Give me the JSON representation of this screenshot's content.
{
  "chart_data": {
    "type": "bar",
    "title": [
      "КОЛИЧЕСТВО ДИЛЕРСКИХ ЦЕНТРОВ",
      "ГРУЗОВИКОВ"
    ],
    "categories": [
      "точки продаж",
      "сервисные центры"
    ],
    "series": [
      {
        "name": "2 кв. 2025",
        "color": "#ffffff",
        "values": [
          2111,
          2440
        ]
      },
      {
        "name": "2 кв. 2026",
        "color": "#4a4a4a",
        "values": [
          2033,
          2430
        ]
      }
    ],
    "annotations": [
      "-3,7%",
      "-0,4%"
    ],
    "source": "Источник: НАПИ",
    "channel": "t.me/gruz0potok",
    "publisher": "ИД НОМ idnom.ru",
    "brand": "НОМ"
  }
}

(Written problem) Word for word, restate all of the data shown above.

(Correct response)
Give me the JSON representation of this screenshot's content.
{
  "chart_data": {
    "type": "bar",
    "title": [
      "КОЛИЧЕСТВО ДИЛЕРСКИХ ЦЕНТРОВ",
      "ГРУЗОВИКОВ"
    ],
    "categories": [
      "точки продаж",
      "сервисные центры"
    ],
    "series": [
      {
        "name": "2 кв. 2025",
        "color": "#ffffff",
        "values": [
          2111,
          2440
        ]
      },
      {
        "name": "2 кв. 2026",
        "color": "#4a4a4a",
        "values": [
          2033,
          2430
        ]
      }
    ],
    "annotations": [
      "-3,7%",
      "-0,4%"
    ],
    "source": "Источник: НАПИ",
    "channel": "t.me/gruz0potok",
    "publisher": "ИД НОМ idnom.ru",
    "brand": "НОМ"
  }
}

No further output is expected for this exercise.